* [Exercise]
Within the records below, find each line that holds the string "total", then copy it.

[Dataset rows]
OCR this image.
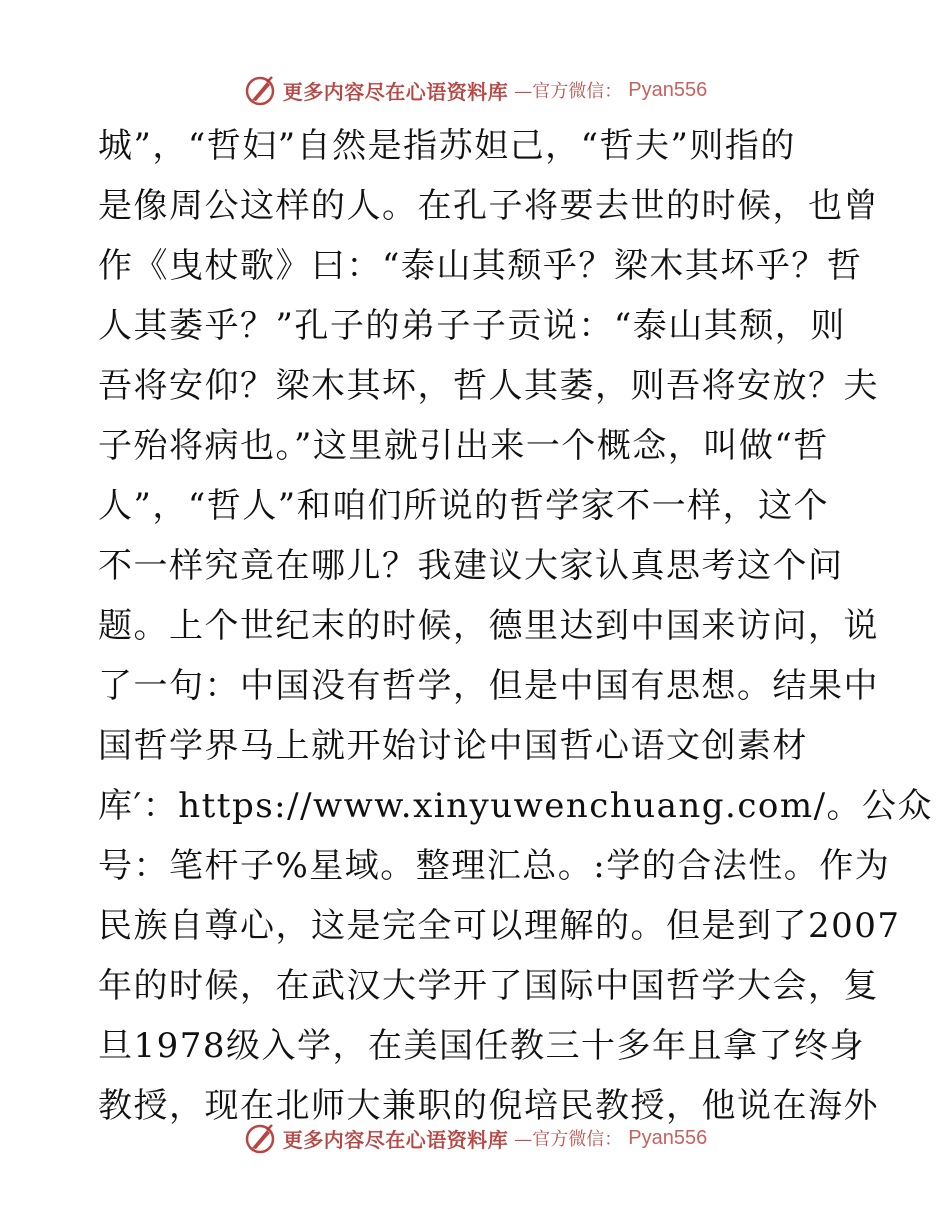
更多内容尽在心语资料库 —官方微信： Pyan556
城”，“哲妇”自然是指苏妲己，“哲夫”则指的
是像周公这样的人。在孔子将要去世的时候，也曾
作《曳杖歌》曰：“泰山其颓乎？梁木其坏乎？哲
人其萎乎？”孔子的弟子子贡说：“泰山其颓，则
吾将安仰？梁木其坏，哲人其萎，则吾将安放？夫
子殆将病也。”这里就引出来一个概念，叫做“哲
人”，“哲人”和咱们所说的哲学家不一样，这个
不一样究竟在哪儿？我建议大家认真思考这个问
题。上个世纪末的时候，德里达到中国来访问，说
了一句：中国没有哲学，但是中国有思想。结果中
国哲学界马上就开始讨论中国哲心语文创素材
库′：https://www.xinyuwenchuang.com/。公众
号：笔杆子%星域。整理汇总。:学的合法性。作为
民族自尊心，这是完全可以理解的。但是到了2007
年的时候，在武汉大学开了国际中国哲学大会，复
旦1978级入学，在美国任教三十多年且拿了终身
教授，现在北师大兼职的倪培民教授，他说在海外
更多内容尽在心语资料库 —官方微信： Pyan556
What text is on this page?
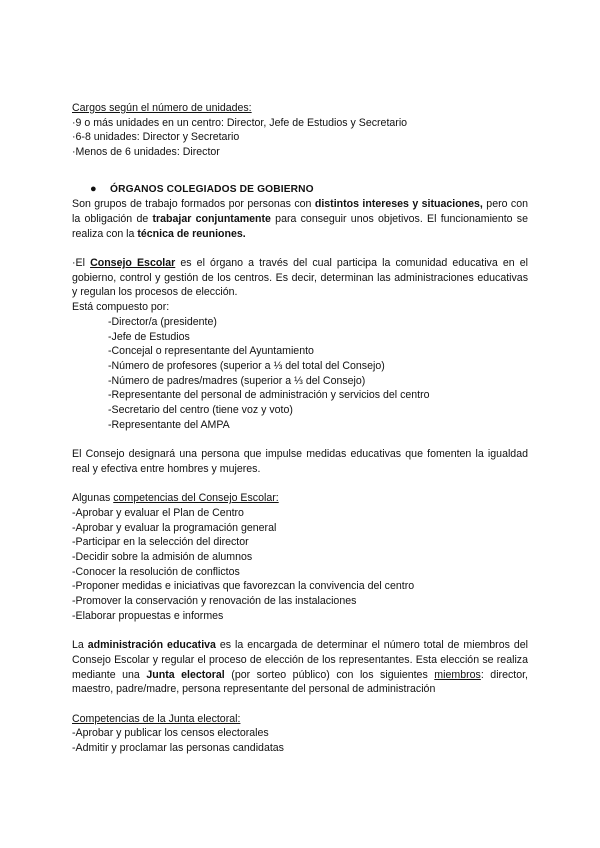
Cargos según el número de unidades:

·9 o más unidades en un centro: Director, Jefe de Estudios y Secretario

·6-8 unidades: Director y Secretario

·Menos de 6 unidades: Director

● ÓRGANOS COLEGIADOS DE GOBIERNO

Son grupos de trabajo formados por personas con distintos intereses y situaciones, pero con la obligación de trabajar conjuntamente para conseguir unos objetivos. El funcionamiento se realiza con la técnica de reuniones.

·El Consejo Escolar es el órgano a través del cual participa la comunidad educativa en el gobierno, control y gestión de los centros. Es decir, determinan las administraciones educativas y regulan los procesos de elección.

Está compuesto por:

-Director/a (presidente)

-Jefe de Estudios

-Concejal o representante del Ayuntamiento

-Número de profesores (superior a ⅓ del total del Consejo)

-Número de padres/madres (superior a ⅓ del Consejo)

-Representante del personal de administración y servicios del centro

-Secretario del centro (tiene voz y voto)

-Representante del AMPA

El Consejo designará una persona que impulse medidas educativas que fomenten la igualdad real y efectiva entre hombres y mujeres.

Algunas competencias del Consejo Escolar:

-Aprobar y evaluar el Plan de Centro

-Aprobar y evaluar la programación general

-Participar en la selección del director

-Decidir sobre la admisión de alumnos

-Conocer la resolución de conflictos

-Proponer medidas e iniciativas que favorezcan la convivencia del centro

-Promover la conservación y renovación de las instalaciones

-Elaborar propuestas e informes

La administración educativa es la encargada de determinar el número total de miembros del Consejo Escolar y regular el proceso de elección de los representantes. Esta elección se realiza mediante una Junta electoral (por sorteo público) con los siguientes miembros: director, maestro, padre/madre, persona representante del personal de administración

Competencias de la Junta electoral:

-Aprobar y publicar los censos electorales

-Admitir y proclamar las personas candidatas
* * *
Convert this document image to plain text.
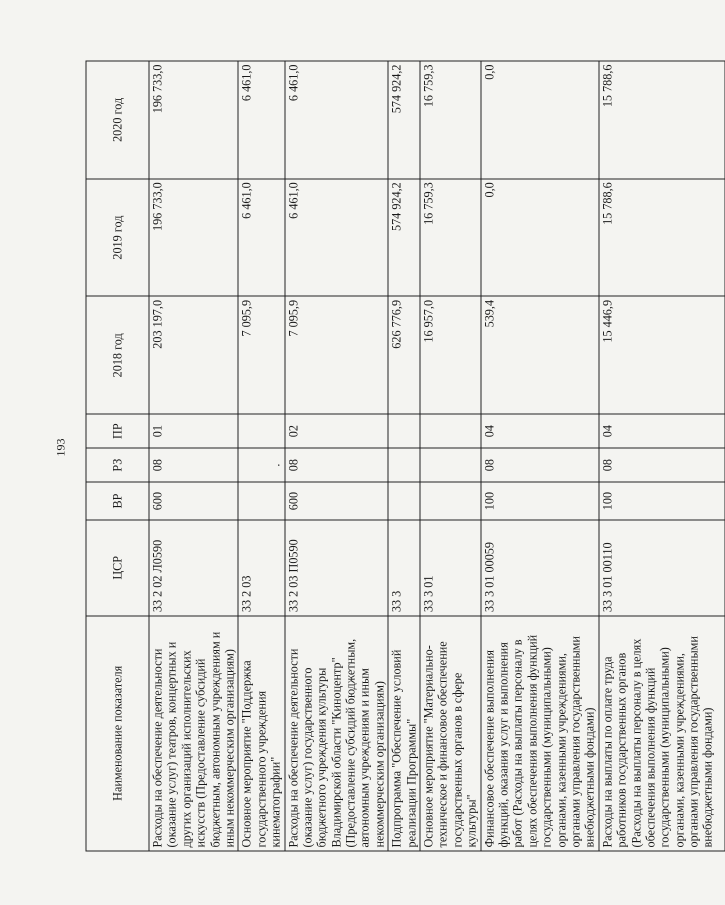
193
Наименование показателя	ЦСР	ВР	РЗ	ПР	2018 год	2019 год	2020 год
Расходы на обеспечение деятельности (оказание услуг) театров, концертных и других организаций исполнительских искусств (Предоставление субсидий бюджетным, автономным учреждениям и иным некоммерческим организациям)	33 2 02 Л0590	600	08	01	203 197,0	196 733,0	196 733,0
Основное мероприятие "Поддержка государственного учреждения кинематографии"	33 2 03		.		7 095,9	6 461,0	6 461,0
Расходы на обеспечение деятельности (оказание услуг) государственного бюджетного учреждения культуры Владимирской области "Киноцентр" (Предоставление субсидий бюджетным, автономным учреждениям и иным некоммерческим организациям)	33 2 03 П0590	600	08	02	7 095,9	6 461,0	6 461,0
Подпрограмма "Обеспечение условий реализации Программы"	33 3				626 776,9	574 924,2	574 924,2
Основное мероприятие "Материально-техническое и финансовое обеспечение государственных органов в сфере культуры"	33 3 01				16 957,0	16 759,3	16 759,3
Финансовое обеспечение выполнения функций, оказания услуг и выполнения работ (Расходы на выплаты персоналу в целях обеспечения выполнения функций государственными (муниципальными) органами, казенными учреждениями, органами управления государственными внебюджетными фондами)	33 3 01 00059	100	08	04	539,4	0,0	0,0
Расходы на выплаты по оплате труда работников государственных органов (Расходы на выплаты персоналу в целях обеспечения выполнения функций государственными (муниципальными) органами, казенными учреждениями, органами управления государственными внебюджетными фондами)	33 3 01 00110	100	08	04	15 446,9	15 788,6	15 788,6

* [Reply to the exercise]
-Número de profesores (superior a ⅓ del total del Consejo)
La administración educativa es la encargada de determinar el número total de miembros del Consejo Escolar y regular el proceso de elección de los representantes. Esta elección se realiza mediante una Junta electoral (por sorteo público) con los siguientes miembros: director, maestro, padre/madre, persona representante del personal de administración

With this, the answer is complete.